SOURCE RECORDS ▸
-------------------------
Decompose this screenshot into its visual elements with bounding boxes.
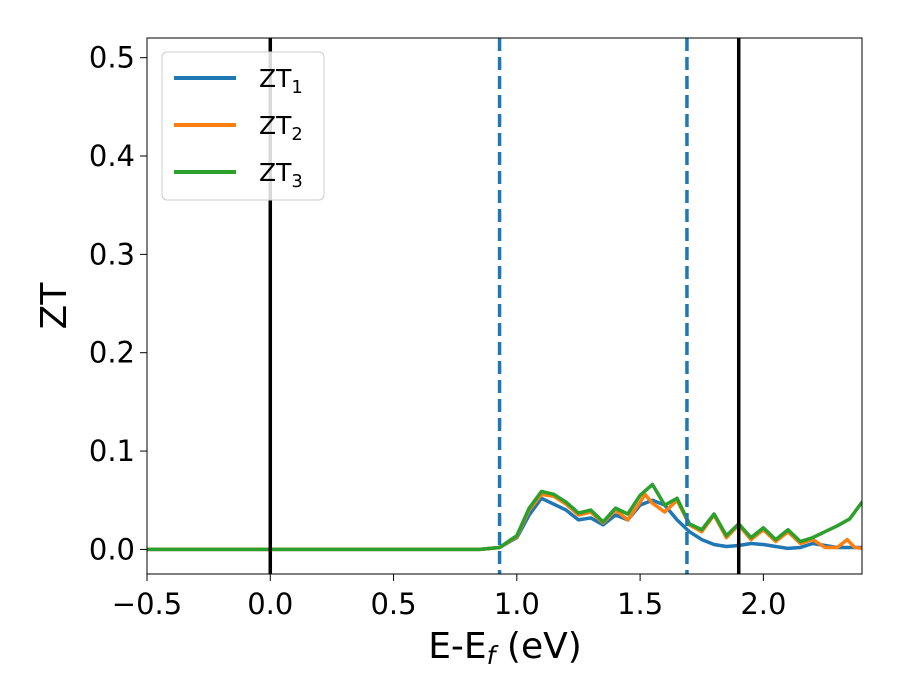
x-tick-label: 0.0 xyxy=(247,587,293,621)
y-tick-label: 0.4 xyxy=(89,139,135,173)
x-tick-label: −0.5 xyxy=(112,587,182,621)
y-tick-label: 0.2 xyxy=(89,336,135,370)
y-tick-label: 0.0 xyxy=(89,532,135,566)
legend-box xyxy=(161,51,325,201)
series-line-zt1 xyxy=(147,496,862,552)
series-line-zt3 xyxy=(147,482,862,552)
x-tick-label: 2.0 xyxy=(740,587,786,621)
plot-frame xyxy=(146,37,863,575)
x-tick-label: 1.0 xyxy=(494,587,540,621)
legend: ZT1 ZT2 ZT3 xyxy=(161,51,325,201)
axes: −0.5 0.0 0.5 1.0 1.5 2.0 0.0 0.1 0.2 0.3 0.4 0.5 xyxy=(89,37,863,621)
y-tick-label: 0.3 xyxy=(89,237,135,271)
legend-label-zt1: ZT1 xyxy=(259,64,303,98)
x-axis-label: E-Ef (eV) xyxy=(428,626,582,670)
y-tick-label: 0.1 xyxy=(89,434,135,468)
y-tick-label: 0.5 xyxy=(89,41,135,75)
series-line-zt2 xyxy=(147,492,862,552)
legend-label-zt2: ZT2 xyxy=(259,111,303,145)
legend-label-zt3: ZT3 xyxy=(259,158,303,192)
y-axis-label: ZT xyxy=(34,282,75,330)
x-tick-label: 1.5 xyxy=(617,587,663,621)
x-tick-label: 0.5 xyxy=(370,587,416,621)
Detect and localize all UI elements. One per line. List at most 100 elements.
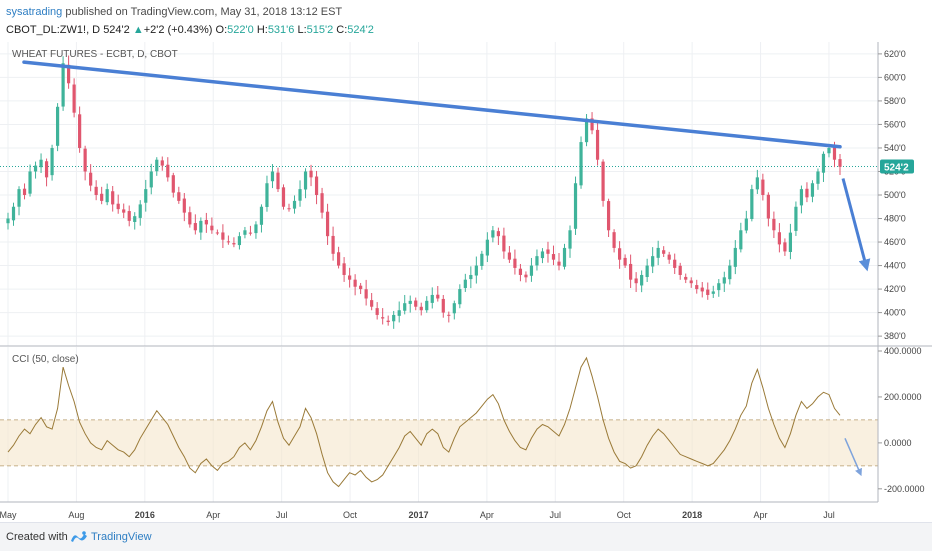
candle-body [629,263,633,280]
candle-body [601,161,605,201]
candle-body [832,145,837,160]
chart-header: sysatrading published on TradingView.com… [0,0,932,42]
cci-pane-title: CCI (50, close) [12,354,79,365]
candle-body [651,256,655,267]
candle-body [403,303,407,311]
candle-body [618,248,622,260]
candle-body [100,193,104,201]
candle-body [22,188,27,195]
candle-body [61,63,65,107]
close-value: 524'2 [347,24,374,36]
candle-body [138,204,142,218]
close-label: C: [336,24,348,36]
chart-area[interactable]: 380'0400'0420'0440'0460'0480'0500'0520'0… [0,42,932,522]
cci-tick-label: 400.0000 [884,346,922,356]
candle-body [717,283,721,291]
candle-body [447,314,451,316]
candle-body [557,261,561,266]
price-change: +2'2 (+0.43%) [143,24,213,36]
candle-body [452,303,456,314]
candle-body [474,265,478,276]
candle-body [94,186,98,195]
candle-body [320,193,324,213]
candle-body [331,235,335,254]
time-tick-label: Aug [68,510,84,520]
candle-body [507,252,512,260]
candle-body [766,194,770,219]
last-price-tag-text: 524'2 [884,162,909,173]
candle-body [149,171,153,188]
time-tick-label: May [0,510,17,520]
cci-tick-label: 0.0000 [884,438,912,448]
candle-body [116,203,120,210]
candle-body [744,218,748,231]
candle-body [182,198,186,213]
published-text: published on TradingView.com, May 31, 20… [65,6,343,18]
candle-body [750,189,754,220]
candle-body [248,232,253,234]
candle-body [166,164,170,178]
symbol-quote: CBOT_DL:ZW1!, D 524'2 ▲+2'2 (+0.43%) O:5… [6,24,374,36]
candle-body [39,159,43,168]
price-tick-label: 440'0 [884,261,906,271]
candle-body [144,189,148,203]
time-axis[interactable]: May Aug 2016 Apr Jul Oct 2017 Apr Jul Oct 2018 Apr J… [0,510,835,520]
candle-body [122,209,126,213]
candle-body [6,218,10,224]
candle-body [755,177,759,190]
candle-body [221,232,225,240]
cci-tick-label: 200.0000 [884,392,922,402]
candle-body [78,114,82,148]
candle-body [237,236,242,246]
cci-axis[interactable]: 400.0000 200.0000 0.0000 -200.0000 [878,346,925,494]
price-axis[interactable]: 380'0400'0420'0440'0460'0480'0500'0520'0… [878,49,906,341]
time-tick-label: Apr [480,510,494,520]
tradingview-brand-link[interactable]: TradingView [91,531,152,543]
time-tick-label: Jul [276,510,288,520]
candle-body [827,147,831,154]
author-link[interactable]: sysatrading [6,6,63,18]
candle-body [314,176,319,195]
candle-body [821,153,826,173]
candle-body [276,172,280,190]
candle-body [733,247,737,267]
candle-body [689,280,693,284]
candle-body [535,256,539,266]
up-arrow-icon: ▲ [132,24,144,36]
candle-body [287,208,291,210]
candle-body [667,254,671,260]
candle-body [491,230,495,238]
price-tick-label: 580'0 [884,96,906,106]
candle-body [243,230,247,235]
candle-body [188,212,192,225]
cci-tick-label: -200.0000 [884,484,925,494]
candle-body [17,189,21,207]
candle-body [485,239,489,256]
candle-body [612,232,616,248]
candle-body [463,279,467,288]
candle-body [640,274,644,286]
candle-body [133,216,137,222]
candle-body [584,118,589,143]
time-tick-label: 2018 [682,510,702,520]
forecast-arrow[interactable] [841,178,871,272]
candle-body [568,230,572,249]
candle-body [375,308,379,315]
candle-body [496,231,500,237]
candle-body [348,275,352,280]
candle-body [232,243,236,245]
candle-body [50,147,54,176]
candle-body [72,84,76,113]
tradingview-logo-icon[interactable] [70,530,88,544]
candle-body [645,265,649,278]
candle-body [573,183,578,229]
candle-body [33,165,38,172]
candle-body [67,64,71,84]
trendline[interactable] [22,60,842,149]
candle-body [799,189,804,206]
candle-body [281,187,286,207]
cci-forecast-arrow[interactable] [844,437,862,477]
time-tick-label: Apr [754,510,768,520]
candle-body [127,211,131,221]
price-pane-title: WHEAT FUTURES - ECBT, D, CBOT [12,49,178,60]
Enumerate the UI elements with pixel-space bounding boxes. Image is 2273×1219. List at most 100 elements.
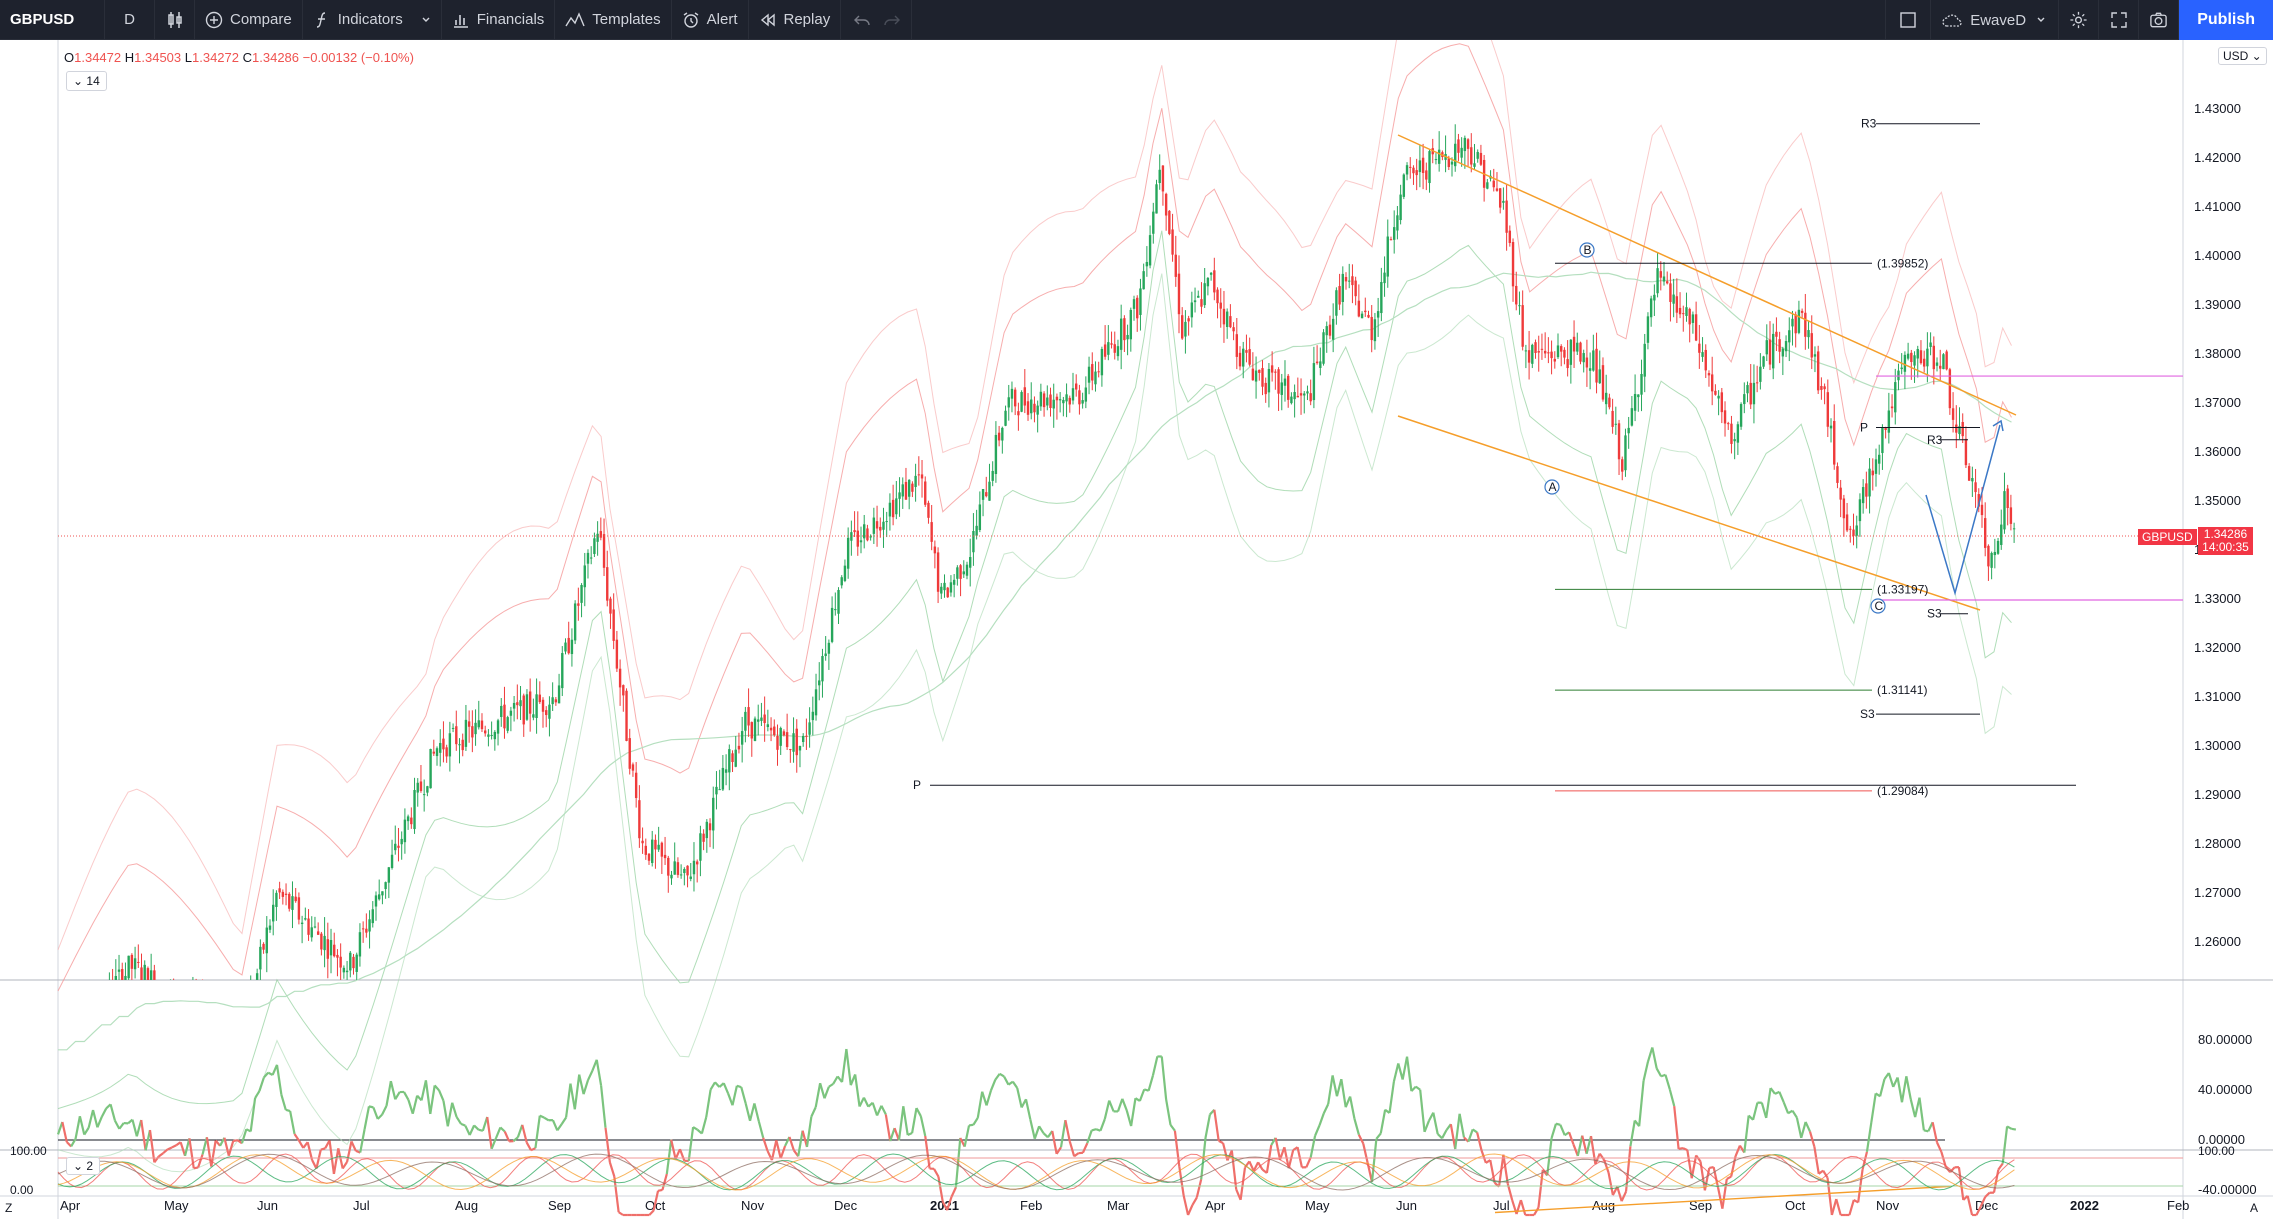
-------------------------
TASK REQUIREMENTS ▸ Turn all the rows above into one numbered list with no blank lines. Leave out the pictures.

SOLUTION TO THIS PROBLEM ▸
1. Decompose this screenshot into its visual elements with bounding boxes.
2. x-tick-label: 0.0 xyxy=(247,587,293,621)
3. y-tick-label: 0.4 xyxy=(89,139,135,173)
4. x-tick-label: −0.5 xyxy=(112,587,182,621)
5. y-tick-label: 0.2 xyxy=(89,336,135,370)
6. y-tick-label: 0.0 xyxy=(89,532,135,566)
7. legend-box xyxy=(161,51,325,201)
8. series-line-zt1 xyxy=(147,496,862,552)
9. series-line-zt3 xyxy=(147,482,862,552)
10. x-tick-label: 2.0 xyxy=(740,587,786,621)
11. plot-frame xyxy=(146,37,863,575)
12. x-tick-label: 1.0 xyxy=(494,587,540,621)
13. legend: ZT1 ZT2 ZT3 xyxy=(161,51,325,201)
14. axes: −0.5 0.0 0.5 1.0 1.5 2.0 0.0 0.1 0.2 0.3 0.4 0.5 xyxy=(89,37,863,621)
15. y-tick-label: 0.3 xyxy=(89,237,135,271)
16. legend-label-zt1: ZT1 xyxy=(259,64,303,98)
17. x-axis-label: E-Ef (eV) xyxy=(428,626,582,670)
18. y-tick-label: 0.1 xyxy=(89,434,135,468)
19. y-tick-label: 0.5 xyxy=(89,41,135,75)
20. series-line-zt2 xyxy=(147,492,862,552)
21. legend-label-zt2: ZT2 xyxy=(259,111,303,145)
22. legend-label-zt3: ZT3 xyxy=(259,158,303,192)
23. y-axis-label: ZT xyxy=(34,282,75,330)
24. x-tick-label: 1.5 xyxy=(617,587,663,621)
25. x-tick-label: 0.5 xyxy=(370,587,416,621)
26. Detect and localize all UI elements. One per line. List at most 100 elements.
27. candle-body [629,263,633,280]
28. candle-body [601,161,605,201]
29. candle-body [832,145,837,160]
30. chart-header: sysatrading published on TradingView.com… [0,0,932,42]
31. cci-pane-title: CCI (50, close) [12,354,79,365]
32. candle-body [651,256,655,267]
33. candle-body [403,303,407,311]
34. candle-body [618,248,622,260]
35. candle-body [100,193,104,201]
36. candle-body [22,188,27,195]
37. candle-body [61,63,65,107]
38. close-value: 524'2 [347,24,374,36]
39. candle-body [138,204,142,218]
40. close-label: C: [336,24,348,36]
41. chart-area[interactable]: 380'0400'0420'0440'0460'0480'0500'0520'0… [0,42,932,522]
42. cci-tick-label: 400.0000 [884,346,922,356]
43. candle-body [717,283,721,291]
44. candle-body [447,314,451,316]
45. candle-body [557,261,561,266]
46. price-change: +2'2 (+0.43%) [143,24,213,36]
47. candle-body [452,303,456,314]
48. candle-body [474,265,478,276]
49. candle-body [94,186,98,195]
50. candle-body [320,193,324,213]
51. candle-body [331,235,335,254]
52. time-tick-label: Aug [68,510,84,520]
53. candle-body [507,252,512,260]
54. candle-body [766,194,770,219]
55. last-price-tag-text: 524'2 [884,162,909,173]
56. candle-body [149,171,153,188]
57. time-tick-label: May [0,510,17,520]
58. cci-tick-label: 0.0000 [884,438,912,448]
59. candle-body [116,203,120,210]
60. candle-body [744,218,748,231]
61. candle-body [182,198,186,213]
62. published-text: published on TradingView.com, May 31, 20… [65,6,343,18]
63. candle-body [750,189,754,220]
64. candle-body [248,232,253,234]
65. candle-body [166,164,170,178]
66. symbol-quote: CBOT_DL:ZW1!, D 524'2 ▲+2'2 (+0.43%) O:5… [6,24,374,36]
67. candle-body [39,159,43,168]
68. price-tick-label: 440'0 [884,261,906,271]
69. candle-body [144,189,148,203]
70. time-axis[interactable]: May Aug 2016 Apr Jul Oct 2017 Apr Jul Oct 2018 Apr J… [0,510,835,520]
71. candle-body [122,209,126,213]
72. candle-body [6,218,10,224]
73. candle-body [755,177,759,190]
74. candle-body [221,232,225,240]
75. cci-tick-label: 200.0000 [884,392,922,402]
76. candle-body [78,114,82,148]
77. candle-body [237,236,242,246]
78. cci-axis[interactable]: 400.0000 200.0000 0.0000 -200.0000 [878,346,925,494]
79. price-axis[interactable]: 380'0400'0420'0440'0460'0480'0500'0520'0… [878,49,906,341]
80. time-tick-label: Apr [480,510,494,520]
81. tradingview-brand-link[interactable]: TradingView [91,531,152,543]
82. time-tick-label: Jul [276,510,288,520]
83. candle-body [827,147,831,154]
84. author-link[interactable]: sysatrading [6,6,63,18]
85. candle-body [314,176,319,195]
86. candle-body [821,153,826,173]
87. candle-body [276,172,280,190]
88. candle-body [733,247,737,267]
89. candle-body [689,280,693,284]
90. candle-body [535,256,539,266]
91. up-arrow-icon: ▲ [132,24,144,36]
92. candle-body [287,208,291,210]
93. candle-body [667,254,671,260]
94. candle-body [491,230,495,238]
95. price-tick-label: 580'0 [884,96,906,106]
96. candle-body [243,230,247,235]
97. candle-body [188,212,192,225]
98. cci-tick-label: -200.0000 [884,484,925,494]
99. candle-body [17,189,21,207]
100. candle-body [485,239,489,256]
101. candle-body [612,232,616,248]
102. candle-body [463,279,467,288]
103. candle-body [640,274,644,286]
104. candle-body [133,216,137,222]
105. candle-body [584,118,589,143]
106. time-tick-label: 2018 [682,510,702,520]
107. forecast-arrow[interactable] [841,178,871,272]
108. candle-body [568,230,572,249]
109. candle-body [375,308,379,315]
110. candle-body [496,231,500,237]
111. candle-body [348,275,352,280]
112. candle-body [232,243,236,245]
113. candle-body [50,147,54,176]
114. candle-body [72,84,76,113]
115. tradingview-logo-icon[interactable] [70,530,88,544]
116. candle-body [645,265,649,278]
117. candle-body [573,183,578,229]
118. candle-body [33,165,38,172]
119. candle-body [67,64,71,84]
120. trendline[interactable] [22,60,842,149]
121. candle-body [799,189,804,206]
122. candle-body [281,187,286,207]
123. cci-forecast-arrow[interactable] [844,437,862,477]
124. time-tick-label: Apr [754,510,768,520]
125. candle-body [127,211,131,221]
126. price-pane-title: WHEAT FUTURES - ECBT, D, CBOT [12,49,178,60]
127. Enumerate the UI elements with pixel-space bounding boxes. Image is 2273×1219. List at most 100 elements.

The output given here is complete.